A block of data:

————————

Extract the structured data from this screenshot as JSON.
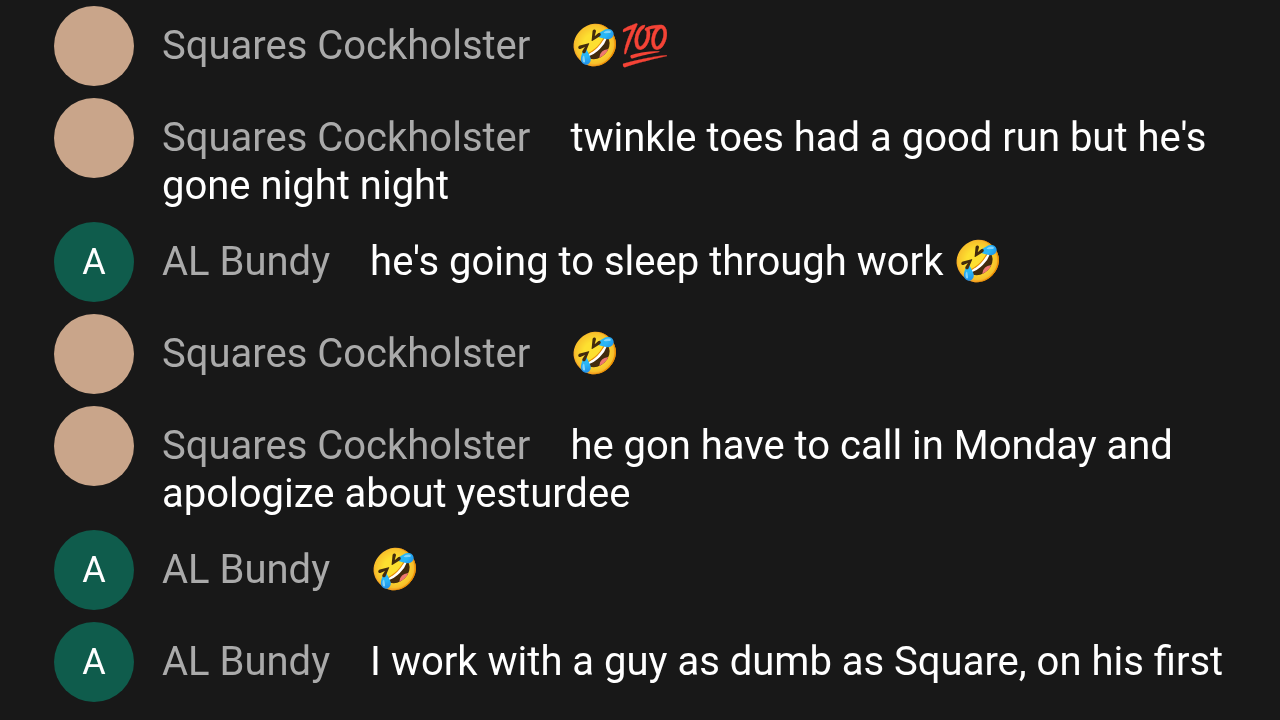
{
  "messages": [
    {
      "author": "Squares Cockholster",
      "avatar": {
        "kind": "photo"
      },
      "text": "🤣💯"
    },
    {
      "author": "Squares Cockholster",
      "avatar": {
        "kind": "photo"
      },
      "text": "twinkle toes had a good run but he's gone night night"
    },
    {
      "author": "AL Bundy",
      "avatar": {
        "kind": "letter",
        "letter": "A"
      },
      "text": "he's going to sleep through work 🤣"
    },
    {
      "author": "Squares Cockholster",
      "avatar": {
        "kind": "photo"
      },
      "text": "🤣"
    },
    {
      "author": "Squares Cockholster",
      "avatar": {
        "kind": "photo"
      },
      "text": "he gon have to call in Monday and apologize about yesturdee"
    },
    {
      "author": "AL Bundy",
      "avatar": {
        "kind": "letter",
        "letter": "A"
      },
      "text": "🤣"
    },
    {
      "author": "AL Bundy",
      "avatar": {
        "kind": "letter",
        "letter": "A"
      },
      "text": "I work with a guy as dumb as Square, on his first"
    }
  ]
}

————————

Retype each line of the listing above word for word. Exclude the pictures.

Task solution -
Extract the structured data from this screenshot as JSON.
{
  "messages": [
    {
      "author": "Squares Cockholster",
      "avatar": {
        "kind": "photo"
      },
      "text": "🤣💯"
    },
    {
      "author": "Squares Cockholster",
      "avatar": {
        "kind": "photo"
      },
      "text": "twinkle toes had a good run but he's gone night night"
    },
    {
      "author": "AL Bundy",
      "avatar": {
        "kind": "letter",
        "letter": "A"
      },
      "text": "he's going to sleep through work 🤣"
    },
    {
      "author": "Squares Cockholster",
      "avatar": {
        "kind": "photo"
      },
      "text": "🤣"
    },
    {
      "author": "Squares Cockholster",
      "avatar": {
        "kind": "photo"
      },
      "text": "he gon have to call in Monday and apologize about yesturdee"
    },
    {
      "author": "AL Bundy",
      "avatar": {
        "kind": "letter",
        "letter": "A"
      },
      "text": "🤣"
    },
    {
      "author": "AL Bundy",
      "avatar": {
        "kind": "letter",
        "letter": "A"
      },
      "text": "I work with a guy as dumb as Square, on his first"
    }
  ]
}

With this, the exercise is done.